__Your objective__.
Emit the data below verbatim, stripping out any pictures.

Saved entries

● ● ● ● ● ● ●

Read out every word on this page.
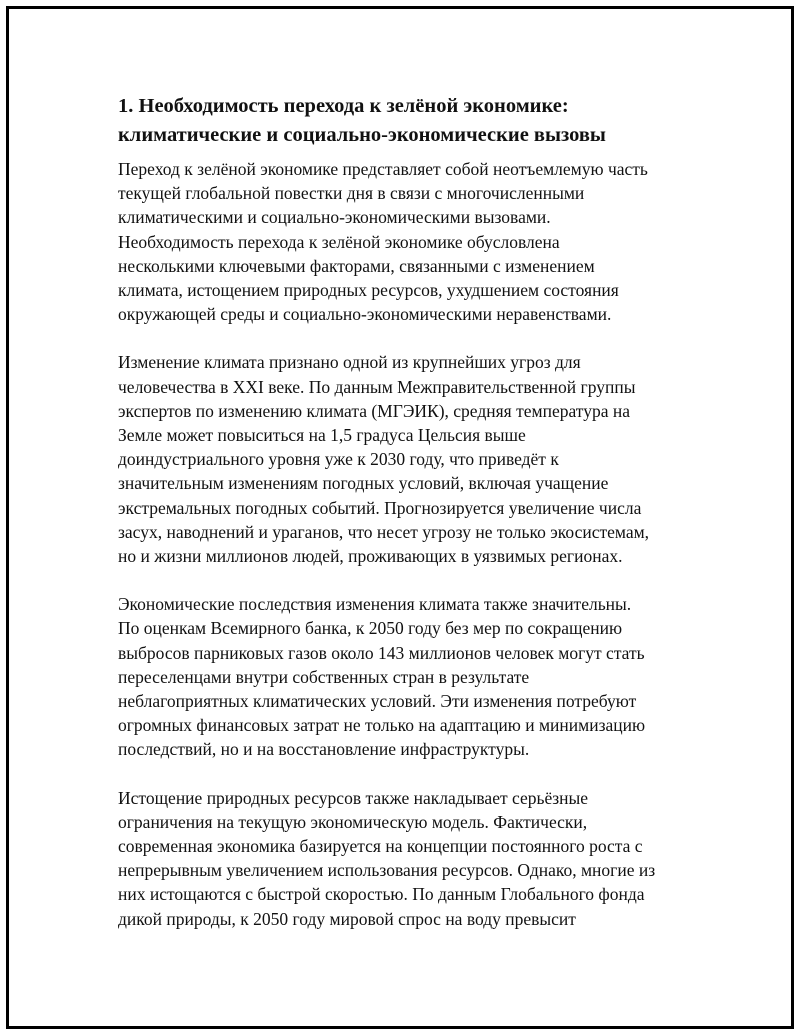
1. Необходимость перехода к зелёной экономике:
климатические и социально-экономические вызовы

Переход к зелёной экономике представляет собой неотъемлемую часть
текущей глобальной повестки дня в связи с многочисленными
климатическими и социально-экономическими вызовами.
Необходимость перехода к зелёной экономике обусловлена
несколькими ключевыми факторами, связанными с изменением
климата, истощением природных ресурсов, ухудшением состояния
окружающей среды и социально-экономическими неравенствами.

Изменение климата признано одной из крупнейших угроз для
человечества в XXI веке. По данным Межправительственной группы
экспертов по изменению климата (МГЭИК), средняя температура на
Земле может повыситься на 1,5 градуса Цельсия выше
доиндустриального уровня уже к 2030 году, что приведёт к
значительным изменениям погодных условий, включая учащение
экстремальных погодных событий. Прогнозируется увеличение числа
засух, наводнений и ураганов, что несет угрозу не только экосистемам,
но и жизни миллионов людей, проживающих в уязвимых регионах.

Экономические последствия изменения климата также значительны.
По оценкам Всемирного банка, к 2050 году без мер по сокращению
выбросов парниковых газов около 143 миллионов человек могут стать
переселенцами внутри собственных стран в результате
неблагоприятных климатических условий. Эти изменения потребуют
огромных финансовых затрат не только на адаптацию и минимизацию
последствий, но и на восстановление инфраструктуры.

Истощение природных ресурсов также накладывает серьёзные
ограничения на текущую экономическую модель. Фактически,
современная экономика базируется на концепции постоянного роста с
непрерывным увеличением использования ресурсов. Однако, многие из
них истощаются с быстрой скоростью. По данным Глобального фонда
дикой природы, к 2050 году мировой спрос на воду превысит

● ● ● ● ● ● ●

__Exercise result__.
Read out every word on this page.
1. Необходимость перехода к зелёной экономике:
климатические и социально-экономические вызовы

Переход к зелёной экономике представляет собой неотъемлемую часть
текущей глобальной повестки дня в связи с многочисленными
климатическими и социально-экономическими вызовами.
Необходимость перехода к зелёной экономике обусловлена
несколькими ключевыми факторами, связанными с изменением
климата, истощением природных ресурсов, ухудшением состояния
окружающей среды и социально-экономическими неравенствами.

Изменение климата признано одной из крупнейших угроз для
человечества в XXI веке. По данным Межправительственной группы
экспертов по изменению климата (МГЭИК), средняя температура на
Земле может повыситься на 1,5 градуса Цельсия выше
доиндустриального уровня уже к 2030 году, что приведёт к
значительным изменениям погодных условий, включая учащение
экстремальных погодных событий. Прогнозируется увеличение числа
засух, наводнений и ураганов, что несет угрозу не только экосистемам,
но и жизни миллионов людей, проживающих в уязвимых регионах.

Экономические последствия изменения климата также значительны.
По оценкам Всемирного банка, к 2050 году без мер по сокращению
выбросов парниковых газов около 143 миллионов человек могут стать
переселенцами внутри собственных стран в результате
неблагоприятных климатических условий. Эти изменения потребуют
огромных финансовых затрат не только на адаптацию и минимизацию
последствий, но и на восстановление инфраструктуры.

Истощение природных ресурсов также накладывает серьёзные
ограничения на текущую экономическую модель. Фактически,
современная экономика базируется на концепции постоянного роста с
непрерывным увеличением использования ресурсов. Однако, многие из
них истощаются с быстрой скоростью. По данным Глобального фонда
дикой природы, к 2050 году мировой спрос на воду превысит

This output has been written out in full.